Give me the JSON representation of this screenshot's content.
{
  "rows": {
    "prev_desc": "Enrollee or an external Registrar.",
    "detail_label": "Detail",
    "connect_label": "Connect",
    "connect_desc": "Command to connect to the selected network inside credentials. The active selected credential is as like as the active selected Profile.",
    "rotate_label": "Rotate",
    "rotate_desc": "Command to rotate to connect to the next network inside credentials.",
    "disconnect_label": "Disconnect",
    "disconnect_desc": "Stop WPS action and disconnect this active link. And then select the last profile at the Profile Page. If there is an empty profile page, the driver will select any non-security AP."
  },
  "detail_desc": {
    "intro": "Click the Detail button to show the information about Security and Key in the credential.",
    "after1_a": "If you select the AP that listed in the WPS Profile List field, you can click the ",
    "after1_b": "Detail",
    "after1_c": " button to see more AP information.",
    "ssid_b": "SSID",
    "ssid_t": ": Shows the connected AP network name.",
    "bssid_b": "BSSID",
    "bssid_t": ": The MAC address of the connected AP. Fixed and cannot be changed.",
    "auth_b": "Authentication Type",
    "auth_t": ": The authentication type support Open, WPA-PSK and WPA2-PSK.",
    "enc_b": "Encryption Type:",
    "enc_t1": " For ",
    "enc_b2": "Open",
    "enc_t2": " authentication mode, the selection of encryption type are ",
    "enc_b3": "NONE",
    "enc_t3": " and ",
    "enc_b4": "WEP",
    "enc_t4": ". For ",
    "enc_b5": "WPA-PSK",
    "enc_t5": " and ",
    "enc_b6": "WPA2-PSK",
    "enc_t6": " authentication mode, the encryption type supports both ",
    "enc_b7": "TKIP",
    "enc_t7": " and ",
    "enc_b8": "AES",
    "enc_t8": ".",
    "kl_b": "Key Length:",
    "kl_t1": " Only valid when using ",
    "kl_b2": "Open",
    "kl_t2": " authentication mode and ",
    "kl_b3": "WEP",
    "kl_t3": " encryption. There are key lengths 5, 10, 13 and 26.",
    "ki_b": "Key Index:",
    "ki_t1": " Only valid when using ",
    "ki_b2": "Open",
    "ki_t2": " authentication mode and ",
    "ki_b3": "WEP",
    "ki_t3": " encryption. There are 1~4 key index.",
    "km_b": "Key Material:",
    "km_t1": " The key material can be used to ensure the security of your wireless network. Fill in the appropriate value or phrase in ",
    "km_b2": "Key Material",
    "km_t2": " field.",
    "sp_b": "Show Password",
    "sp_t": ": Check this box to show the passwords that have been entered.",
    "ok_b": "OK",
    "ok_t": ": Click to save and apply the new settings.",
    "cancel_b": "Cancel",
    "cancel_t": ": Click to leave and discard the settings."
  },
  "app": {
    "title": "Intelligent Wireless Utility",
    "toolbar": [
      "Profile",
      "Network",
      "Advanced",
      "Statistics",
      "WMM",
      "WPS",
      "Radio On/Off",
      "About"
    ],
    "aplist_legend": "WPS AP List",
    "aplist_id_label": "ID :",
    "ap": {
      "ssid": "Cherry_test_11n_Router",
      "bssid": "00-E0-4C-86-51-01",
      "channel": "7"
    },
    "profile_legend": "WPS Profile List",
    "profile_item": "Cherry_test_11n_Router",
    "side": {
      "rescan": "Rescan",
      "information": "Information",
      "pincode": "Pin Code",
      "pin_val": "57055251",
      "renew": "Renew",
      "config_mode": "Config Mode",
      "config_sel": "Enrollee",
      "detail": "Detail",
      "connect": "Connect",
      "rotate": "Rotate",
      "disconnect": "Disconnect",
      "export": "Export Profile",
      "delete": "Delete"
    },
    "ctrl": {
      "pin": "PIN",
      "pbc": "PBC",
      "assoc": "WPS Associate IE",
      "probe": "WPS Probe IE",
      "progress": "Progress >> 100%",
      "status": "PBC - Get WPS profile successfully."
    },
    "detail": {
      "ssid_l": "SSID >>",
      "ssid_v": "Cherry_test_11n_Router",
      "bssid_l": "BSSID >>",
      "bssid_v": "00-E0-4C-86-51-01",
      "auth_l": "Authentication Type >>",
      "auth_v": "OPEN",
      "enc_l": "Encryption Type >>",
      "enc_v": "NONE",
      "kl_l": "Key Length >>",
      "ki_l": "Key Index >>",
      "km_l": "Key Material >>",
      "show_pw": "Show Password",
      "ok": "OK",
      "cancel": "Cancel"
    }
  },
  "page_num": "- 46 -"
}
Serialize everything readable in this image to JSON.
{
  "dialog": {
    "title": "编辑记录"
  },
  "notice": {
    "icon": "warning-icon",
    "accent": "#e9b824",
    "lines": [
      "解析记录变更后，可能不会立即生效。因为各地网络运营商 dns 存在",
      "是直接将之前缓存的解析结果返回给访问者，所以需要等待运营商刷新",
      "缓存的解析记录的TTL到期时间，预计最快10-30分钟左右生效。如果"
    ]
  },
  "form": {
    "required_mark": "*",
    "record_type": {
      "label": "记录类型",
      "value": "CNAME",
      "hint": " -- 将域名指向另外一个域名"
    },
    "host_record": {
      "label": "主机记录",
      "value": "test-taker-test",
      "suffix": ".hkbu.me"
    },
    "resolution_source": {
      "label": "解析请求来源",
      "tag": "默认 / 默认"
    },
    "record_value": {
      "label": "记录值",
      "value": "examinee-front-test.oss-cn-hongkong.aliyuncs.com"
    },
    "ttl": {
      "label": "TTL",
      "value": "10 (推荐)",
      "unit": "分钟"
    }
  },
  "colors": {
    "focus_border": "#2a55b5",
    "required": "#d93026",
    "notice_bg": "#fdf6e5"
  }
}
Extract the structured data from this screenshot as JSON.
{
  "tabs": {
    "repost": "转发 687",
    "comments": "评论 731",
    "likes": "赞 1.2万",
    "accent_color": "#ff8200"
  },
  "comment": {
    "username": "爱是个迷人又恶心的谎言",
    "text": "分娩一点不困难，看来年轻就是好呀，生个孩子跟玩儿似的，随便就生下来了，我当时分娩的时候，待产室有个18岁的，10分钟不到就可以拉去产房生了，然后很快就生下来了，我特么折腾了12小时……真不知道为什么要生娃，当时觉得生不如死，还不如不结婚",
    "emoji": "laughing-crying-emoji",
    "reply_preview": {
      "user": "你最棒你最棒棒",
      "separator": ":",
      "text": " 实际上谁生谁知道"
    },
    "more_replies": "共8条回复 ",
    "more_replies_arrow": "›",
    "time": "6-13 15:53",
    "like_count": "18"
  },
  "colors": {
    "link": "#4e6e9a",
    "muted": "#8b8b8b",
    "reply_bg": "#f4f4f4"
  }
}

________________

## WORK TO DO
Identify the lines above with the word "link". Copy them.

## ANSWER FOR THE TASK
    "disconnect_desc": "Stop WPS action and disconnect this active link. And then select the last profile at the Profile Page. If there is an empty profile page, the driver will select any non-security AP."
    "link": "#4e6e9a",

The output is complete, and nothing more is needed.